___ Reportage ___

Reportage

Iran : le carnaval… jusqu’au vote

Iran : Le carnaval jusqu’au vote

C’est une immense rave-party, un embouteillage techno qui paralyse les rues de Téhéran jusqu’au petit matin. Sur l’avenue Vali Asr, la jeunesse dorée de la ville danse sur les capots des voitures, exulte, s’apostrophe, se frôle en s’échangeant des tracts. Les garçons murmurent aux filles des slogans électoraux qui résonnent comme des mots d’amour.

Pendant une courte semaine, campagne électorale oblige, la République islamique a assoupli les règles et bridé sa police des moeurs. Dans les grands parcs de la ville, il arrive que les partisans du président Mahmoud Ahmadinejad et ceux de son principal concurrent, l’ancien Premier ministre Mir Hossein Moussavi, se lancent des invectives. Mais l’élection sert surtout de prétexte à faire la fête. «C’est notre lucarne de liberté, alors on en profite», explique Ali en se déhanchant. Il rêve d’un Iran débarrassé du «dictateur». «Bye- bye, Ahmadinejad», chante-t-il en faisant les yeux doux à sa voisine, une jeune artiste dont le mini-foulard vert, la couleur du candidat réformateur, trahit ses préférences. «Moussavi, c’est notre petit Obama à nous. Bo Moussavi, bi mousari [avec Moussavi, sans le foulard] », scande à son tour Rahele, le bras levé. «Quel carnaval ! commente Hossein, que le spectacle de cette catharsis collective rend amer. Qu’ils soient de l’opposition ou non, c’est toujours le régime qui impose les candidats. Et je devrais m’enthousiasmer pour eux ?»

Travées séparées

A Enghelab Stadium, à l’ouest de Téhéran, ils sont 20 000 jeunes à être venus écouter leur héros, Mir Hossein Moussavi. Les garçons ont les cheveux gominés au gel vert, les filles sont moulées dans des tuniques vertes. Les slogans fusent. «Même s’ils bourrent les urnes, c’est toi, Mir Hossein, qui vas gagner», répète la foule. Ou encore : «Débarrassez-nous de la police politique.» Surtout, ils crient leur joie d’être si nombreux, même si, dans le stade, garçons et filles occupent des travées séparées. Mais un problème de sono empêche le candidat réformateur de prononcer son discours. Presque une chance pour ce technocrate sans charisme qui bute sur chaque phrase et dont même les partisans se demandent à mi-voix comment il a pu être autrefois le Premier ministre de l’ayatollah Khomeini. Au même moment, plus de 200 000 personnes sont rassemblées sur la grand-place d’Ispahan pour acclamer le président Ahmadinejad, qui est, lui, un excellent tribun. En outre, ce Chávez islamiste contrôle les bassidji, ces militants révolutionnaires qui quadrillent le pays, et il peut aisément mobiliser de 7 à 10 millions de votants. Pour avoir une chance de battre cet animal politique, il faudrait que Moussavi attire à lui une bonne partie des 48% d’électeurs potentiels qui ne votent jamais. Ce qui est tout sauf certain.

___

Consigne 1: Reproduisez à l'identique le passage du reportage qui commence aux mots « Iran : le carnaval… » et s'arrête après les mots « des mots d’amour. ».
Consigne 2: Recopiez sans modification les enregistrements depuis leur toute première ligne jusqu'à la ligne contenant « x-tick-label: 1955: [867, 563, 892, 619] », celle-ci comprise.
Le reportage et les enregistrements constituent deux documents indépendants.

___ Enregistrements ___

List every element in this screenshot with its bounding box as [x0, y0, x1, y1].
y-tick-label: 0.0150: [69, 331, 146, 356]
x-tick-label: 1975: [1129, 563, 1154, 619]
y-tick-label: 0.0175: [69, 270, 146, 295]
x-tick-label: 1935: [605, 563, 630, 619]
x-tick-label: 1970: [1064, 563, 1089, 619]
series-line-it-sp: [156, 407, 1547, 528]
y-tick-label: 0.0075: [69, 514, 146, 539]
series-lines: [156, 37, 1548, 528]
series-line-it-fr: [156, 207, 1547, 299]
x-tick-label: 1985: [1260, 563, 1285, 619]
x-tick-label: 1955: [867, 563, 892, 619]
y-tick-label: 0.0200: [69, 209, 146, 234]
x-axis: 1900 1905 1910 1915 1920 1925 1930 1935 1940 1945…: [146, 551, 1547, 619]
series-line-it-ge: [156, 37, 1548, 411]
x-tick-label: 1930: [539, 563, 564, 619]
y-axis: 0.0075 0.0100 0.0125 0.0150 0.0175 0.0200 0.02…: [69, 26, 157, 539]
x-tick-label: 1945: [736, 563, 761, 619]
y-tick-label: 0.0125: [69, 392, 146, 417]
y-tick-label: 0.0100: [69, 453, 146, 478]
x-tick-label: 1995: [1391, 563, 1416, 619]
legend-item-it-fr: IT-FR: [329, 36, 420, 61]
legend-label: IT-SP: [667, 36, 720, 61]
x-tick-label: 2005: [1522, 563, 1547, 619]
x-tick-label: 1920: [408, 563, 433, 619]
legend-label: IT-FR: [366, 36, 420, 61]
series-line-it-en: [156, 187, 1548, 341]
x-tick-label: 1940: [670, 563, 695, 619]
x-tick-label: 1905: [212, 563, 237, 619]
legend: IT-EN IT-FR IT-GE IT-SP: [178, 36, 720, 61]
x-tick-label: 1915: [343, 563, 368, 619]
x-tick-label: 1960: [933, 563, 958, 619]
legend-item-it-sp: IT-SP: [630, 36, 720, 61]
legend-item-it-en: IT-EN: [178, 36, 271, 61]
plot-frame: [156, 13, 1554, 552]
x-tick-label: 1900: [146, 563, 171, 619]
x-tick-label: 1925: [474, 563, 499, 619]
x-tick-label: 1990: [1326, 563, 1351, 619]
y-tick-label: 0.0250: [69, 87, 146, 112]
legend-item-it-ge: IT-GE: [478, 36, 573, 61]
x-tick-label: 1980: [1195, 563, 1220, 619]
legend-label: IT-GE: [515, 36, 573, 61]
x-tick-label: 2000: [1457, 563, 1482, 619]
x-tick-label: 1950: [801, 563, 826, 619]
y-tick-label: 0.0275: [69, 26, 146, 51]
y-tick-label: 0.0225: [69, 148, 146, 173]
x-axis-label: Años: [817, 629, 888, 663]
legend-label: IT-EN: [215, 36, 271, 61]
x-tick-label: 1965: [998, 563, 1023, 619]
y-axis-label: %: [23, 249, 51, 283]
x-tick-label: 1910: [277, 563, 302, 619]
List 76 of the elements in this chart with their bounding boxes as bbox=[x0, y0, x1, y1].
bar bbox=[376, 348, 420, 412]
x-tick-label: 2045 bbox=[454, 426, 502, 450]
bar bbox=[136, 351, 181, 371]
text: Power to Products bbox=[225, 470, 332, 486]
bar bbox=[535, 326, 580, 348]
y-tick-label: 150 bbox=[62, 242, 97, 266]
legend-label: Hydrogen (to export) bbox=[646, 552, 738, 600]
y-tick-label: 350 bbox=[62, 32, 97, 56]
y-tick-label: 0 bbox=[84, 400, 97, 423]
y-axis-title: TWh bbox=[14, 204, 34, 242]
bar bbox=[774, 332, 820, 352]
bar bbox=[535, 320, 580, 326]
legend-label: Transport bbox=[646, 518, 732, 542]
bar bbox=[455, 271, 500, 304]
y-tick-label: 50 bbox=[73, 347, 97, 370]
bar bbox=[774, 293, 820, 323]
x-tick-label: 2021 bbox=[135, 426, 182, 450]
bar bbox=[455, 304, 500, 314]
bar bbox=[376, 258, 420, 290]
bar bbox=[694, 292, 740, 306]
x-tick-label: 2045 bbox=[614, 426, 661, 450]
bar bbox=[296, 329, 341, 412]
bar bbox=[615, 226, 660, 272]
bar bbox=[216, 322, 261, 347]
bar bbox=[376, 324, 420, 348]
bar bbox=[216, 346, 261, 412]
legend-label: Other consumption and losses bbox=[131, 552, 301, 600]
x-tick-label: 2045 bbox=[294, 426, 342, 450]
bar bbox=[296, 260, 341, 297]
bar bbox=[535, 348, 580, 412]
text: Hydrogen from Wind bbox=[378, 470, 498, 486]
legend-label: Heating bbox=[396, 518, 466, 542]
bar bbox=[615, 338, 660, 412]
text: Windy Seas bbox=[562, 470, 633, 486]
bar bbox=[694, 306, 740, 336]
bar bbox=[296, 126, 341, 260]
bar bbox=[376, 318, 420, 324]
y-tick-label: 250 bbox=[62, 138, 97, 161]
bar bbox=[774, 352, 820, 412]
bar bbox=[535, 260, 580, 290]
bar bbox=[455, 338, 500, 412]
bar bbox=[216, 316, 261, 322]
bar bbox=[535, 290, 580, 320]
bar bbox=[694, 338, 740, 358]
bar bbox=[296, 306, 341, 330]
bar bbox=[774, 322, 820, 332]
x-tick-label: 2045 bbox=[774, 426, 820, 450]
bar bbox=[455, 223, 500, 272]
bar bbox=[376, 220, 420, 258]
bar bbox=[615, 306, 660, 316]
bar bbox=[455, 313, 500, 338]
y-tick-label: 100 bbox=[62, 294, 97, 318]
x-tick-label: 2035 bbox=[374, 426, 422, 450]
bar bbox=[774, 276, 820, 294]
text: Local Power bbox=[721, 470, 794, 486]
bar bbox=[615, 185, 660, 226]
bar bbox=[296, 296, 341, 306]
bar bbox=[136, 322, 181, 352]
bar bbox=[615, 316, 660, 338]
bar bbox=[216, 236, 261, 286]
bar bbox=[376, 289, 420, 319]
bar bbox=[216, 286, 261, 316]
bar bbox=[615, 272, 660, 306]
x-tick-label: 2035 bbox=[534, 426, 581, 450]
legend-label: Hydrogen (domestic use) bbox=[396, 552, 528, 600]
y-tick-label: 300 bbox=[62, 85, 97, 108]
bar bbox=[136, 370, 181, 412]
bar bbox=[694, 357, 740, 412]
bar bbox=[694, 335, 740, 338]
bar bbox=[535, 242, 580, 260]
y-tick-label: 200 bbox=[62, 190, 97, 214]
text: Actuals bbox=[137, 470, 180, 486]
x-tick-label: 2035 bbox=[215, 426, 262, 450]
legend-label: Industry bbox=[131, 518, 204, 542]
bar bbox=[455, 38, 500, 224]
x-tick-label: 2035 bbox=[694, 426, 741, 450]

___

Corrigé 1:
Iran : le carnaval… jusqu’au vote

Iran : Le carnaval jusqu’au vote

C’est une immense rave-party, un embouteillage techno qui paralyse les rues de Téhéran jusqu’au petit matin. Sur l’avenue Vali Asr, la jeunesse dorée de la ville danse sur les capots des voitures, exulte, s’apostrophe, se frôle en s’échangeant des tracts. Les garçons murmurent aux filles des slogans électoraux qui résonnent comme des mots d’amour.

Corrigé 2:
List every element in this screenshot with its bounding box as [x0, y0, x1, y1].
y-tick-label: 0.0150: [69, 331, 146, 356]
x-tick-label: 1975: [1129, 563, 1154, 619]
y-tick-label: 0.0175: [69, 270, 146, 295]
x-tick-label: 1935: [605, 563, 630, 619]
x-tick-label: 1970: [1064, 563, 1089, 619]
series-line-it-sp: [156, 407, 1547, 528]
y-tick-label: 0.0075: [69, 514, 146, 539]
series-lines: [156, 37, 1548, 528]
series-line-it-fr: [156, 207, 1547, 299]
x-tick-label: 1985: [1260, 563, 1285, 619]
x-tick-label: 1955: [867, 563, 892, 619]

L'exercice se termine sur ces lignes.